#### Records supplied ####
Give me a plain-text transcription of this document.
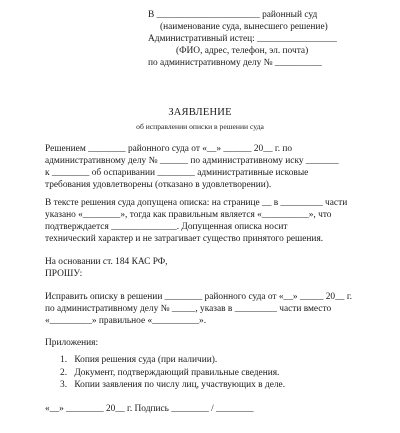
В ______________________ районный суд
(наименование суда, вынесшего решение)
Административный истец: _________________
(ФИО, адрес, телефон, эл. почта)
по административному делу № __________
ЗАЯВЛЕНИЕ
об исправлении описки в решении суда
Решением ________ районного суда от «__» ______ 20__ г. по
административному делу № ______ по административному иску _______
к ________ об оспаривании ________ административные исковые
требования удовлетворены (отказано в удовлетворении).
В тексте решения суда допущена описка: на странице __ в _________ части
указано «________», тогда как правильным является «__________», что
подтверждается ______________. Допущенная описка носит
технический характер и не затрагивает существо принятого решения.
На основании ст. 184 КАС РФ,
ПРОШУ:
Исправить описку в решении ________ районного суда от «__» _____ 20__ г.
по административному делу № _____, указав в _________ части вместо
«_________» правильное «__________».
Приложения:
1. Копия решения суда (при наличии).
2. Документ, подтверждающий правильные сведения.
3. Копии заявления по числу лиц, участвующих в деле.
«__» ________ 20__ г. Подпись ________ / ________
####
#### Records supplied ####
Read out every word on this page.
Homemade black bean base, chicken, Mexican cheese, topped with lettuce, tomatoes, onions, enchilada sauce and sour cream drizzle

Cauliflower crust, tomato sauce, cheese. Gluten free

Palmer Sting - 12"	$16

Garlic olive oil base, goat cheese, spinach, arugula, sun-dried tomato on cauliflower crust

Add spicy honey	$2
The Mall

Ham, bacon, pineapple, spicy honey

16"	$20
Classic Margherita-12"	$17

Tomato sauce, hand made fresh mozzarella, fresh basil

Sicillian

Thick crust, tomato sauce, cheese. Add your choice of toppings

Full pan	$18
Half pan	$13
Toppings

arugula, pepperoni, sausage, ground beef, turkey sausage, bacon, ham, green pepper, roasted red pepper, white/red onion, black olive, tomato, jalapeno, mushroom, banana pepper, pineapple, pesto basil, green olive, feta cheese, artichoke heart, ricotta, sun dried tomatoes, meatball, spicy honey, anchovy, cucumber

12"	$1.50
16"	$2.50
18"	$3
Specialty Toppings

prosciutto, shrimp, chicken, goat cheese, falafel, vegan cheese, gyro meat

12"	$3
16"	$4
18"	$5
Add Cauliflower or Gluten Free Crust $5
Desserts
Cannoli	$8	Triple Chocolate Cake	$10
####
Problem
Filter the records for lines holding the string "tomatoes". Copy each one.

Response to this exercise
Homemade black bean base, chicken, Mexican cheese, topped with lettuce, tomatoes, onions, enchilada sauce and sour cream drizzle
arugula, pepperoni, sausage, ground beef, turkey sausage, bacon, ham, green pepper, roasted red pepper, white/red onion, black olive, tomato, jalapeno, mushroom, banana pepper, pineapple, pesto basil, green olive, feta cheese, artichoke heart, ricotta, sun dried tomatoes, meatball, spicy honey, anchovy, cucumber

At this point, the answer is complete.